# PROBLEM
Reproduce all records verbatim.

>> Begin MATERIAL SHOWN

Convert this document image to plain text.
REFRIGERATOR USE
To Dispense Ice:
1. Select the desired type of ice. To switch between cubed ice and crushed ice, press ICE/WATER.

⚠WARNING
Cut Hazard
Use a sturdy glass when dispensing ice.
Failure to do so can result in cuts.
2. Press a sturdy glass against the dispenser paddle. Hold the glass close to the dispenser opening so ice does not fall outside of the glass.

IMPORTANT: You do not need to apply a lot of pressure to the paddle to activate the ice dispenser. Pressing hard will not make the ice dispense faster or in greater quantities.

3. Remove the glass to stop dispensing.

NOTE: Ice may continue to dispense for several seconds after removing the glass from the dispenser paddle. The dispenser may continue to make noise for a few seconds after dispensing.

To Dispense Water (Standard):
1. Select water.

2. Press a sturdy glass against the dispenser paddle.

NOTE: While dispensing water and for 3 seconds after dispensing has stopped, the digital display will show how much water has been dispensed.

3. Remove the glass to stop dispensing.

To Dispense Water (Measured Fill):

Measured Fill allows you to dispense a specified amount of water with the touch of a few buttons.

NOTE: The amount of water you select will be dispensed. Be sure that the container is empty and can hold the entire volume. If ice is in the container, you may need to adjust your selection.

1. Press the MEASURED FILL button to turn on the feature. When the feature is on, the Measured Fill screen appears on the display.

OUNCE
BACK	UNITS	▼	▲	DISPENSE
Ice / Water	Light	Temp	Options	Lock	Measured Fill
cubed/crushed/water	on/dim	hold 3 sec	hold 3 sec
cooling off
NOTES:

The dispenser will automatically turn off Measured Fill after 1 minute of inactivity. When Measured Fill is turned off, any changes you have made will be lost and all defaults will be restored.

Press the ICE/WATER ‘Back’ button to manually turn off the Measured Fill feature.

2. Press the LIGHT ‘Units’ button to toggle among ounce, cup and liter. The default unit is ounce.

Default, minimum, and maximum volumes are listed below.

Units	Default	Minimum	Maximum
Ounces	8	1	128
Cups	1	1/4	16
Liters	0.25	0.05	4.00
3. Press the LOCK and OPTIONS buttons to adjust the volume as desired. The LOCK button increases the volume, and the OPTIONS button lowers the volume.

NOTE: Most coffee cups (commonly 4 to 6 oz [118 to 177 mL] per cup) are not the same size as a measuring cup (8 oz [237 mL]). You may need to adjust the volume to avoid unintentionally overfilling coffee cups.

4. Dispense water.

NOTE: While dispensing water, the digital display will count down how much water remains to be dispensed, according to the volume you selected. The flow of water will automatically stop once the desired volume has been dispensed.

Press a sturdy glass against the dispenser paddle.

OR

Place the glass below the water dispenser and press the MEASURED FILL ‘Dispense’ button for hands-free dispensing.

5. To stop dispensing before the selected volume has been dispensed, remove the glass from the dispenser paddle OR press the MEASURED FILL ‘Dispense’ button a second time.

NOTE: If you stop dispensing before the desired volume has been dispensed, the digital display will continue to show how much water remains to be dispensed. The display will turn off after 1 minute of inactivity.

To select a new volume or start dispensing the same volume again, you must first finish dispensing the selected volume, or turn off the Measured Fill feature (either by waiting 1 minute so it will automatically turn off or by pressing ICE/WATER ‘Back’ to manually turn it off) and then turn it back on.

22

>> End MATERIAL SHOWN

# REPLY TO THE TASK
Convert this document image to plain text.
REFRIGERATOR USE
To Dispense Ice:
1. Select the desired type of ice. To switch between cubed ice and crushed ice, press ICE/WATER.

⚠WARNING
Cut Hazard
Use a sturdy glass when dispensing ice.
Failure to do so can result in cuts.
2. Press a sturdy glass against the dispenser paddle. Hold the glass close to the dispenser opening so ice does not fall outside of the glass.

IMPORTANT: You do not need to apply a lot of pressure to the paddle to activate the ice dispenser. Pressing hard will not make the ice dispense faster or in greater quantities.

3. Remove the glass to stop dispensing.

NOTE: Ice may continue to dispense for several seconds after removing the glass from the dispenser paddle. The dispenser may continue to make noise for a few seconds after dispensing.

To Dispense Water (Standard):
1. Select water.

2. Press a sturdy glass against the dispenser paddle.

NOTE: While dispensing water and for 3 seconds after dispensing has stopped, the digital display will show how much water has been dispensed.

3. Remove the glass to stop dispensing.

To Dispense Water (Measured Fill):

Measured Fill allows you to dispense a specified amount of water with the touch of a few buttons.

NOTE: The amount of water you select will be dispensed. Be sure that the container is empty and can hold the entire volume. If ice is in the container, you may need to adjust your selection.

1. Press the MEASURED FILL button to turn on the feature. When the feature is on, the Measured Fill screen appears on the display.

OUNCE
BACK	UNITS	▼	▲	DISPENSE
Ice / Water	Light	Temp	Options	Lock	Measured Fill
cubed/crushed/water	on/dim	hold 3 sec	hold 3 sec
cooling off
NOTES:

The dispenser will automatically turn off Measured Fill after 1 minute of inactivity. When Measured Fill is turned off, any changes you have made will be lost and all defaults will be restored.

Press the ICE/WATER ‘Back’ button to manually turn off the Measured Fill feature.

2. Press the LIGHT ‘Units’ button to toggle among ounce, cup and liter. The default unit is ounce.

Default, minimum, and maximum volumes are listed below.

Units	Default	Minimum	Maximum
Ounces	8	1	128
Cups	1	1/4	16
Liters	0.25	0.05	4.00
3. Press the LOCK and OPTIONS buttons to adjust the volume as desired. The LOCK button increases the volume, and the OPTIONS button lowers the volume.

NOTE: Most coffee cups (commonly 4 to 6 oz [118 to 177 mL] per cup) are not the same size as a measuring cup (8 oz [237 mL]). You may need to adjust the volume to avoid unintentionally overfilling coffee cups.

4. Dispense water.

NOTE: While dispensing water, the digital display will count down how much water remains to be dispensed, according to the volume you selected. The flow of water will automatically stop once the desired volume has been dispensed.

Press a sturdy glass against the dispenser paddle.

OR

Place the glass below the water dispenser and press the MEASURED FILL ‘Dispense’ button for hands-free dispensing.

5. To stop dispensing before the selected volume has been dispensed, remove the glass from the dispenser paddle OR press the MEASURED FILL ‘Dispense’ button a second time.

NOTE: If you stop dispensing before the desired volume has been dispensed, the digital display will continue to show how much water remains to be dispensed. The display will turn off after 1 minute of inactivity.

To select a new volume or start dispensing the same volume again, you must first finish dispensing the selected volume, or turn off the Measured Fill feature (either by waiting 1 minute so it will automatically turn off or by pressing ICE/WATER ‘Back’ to manually turn it off) and then turn it back on.

22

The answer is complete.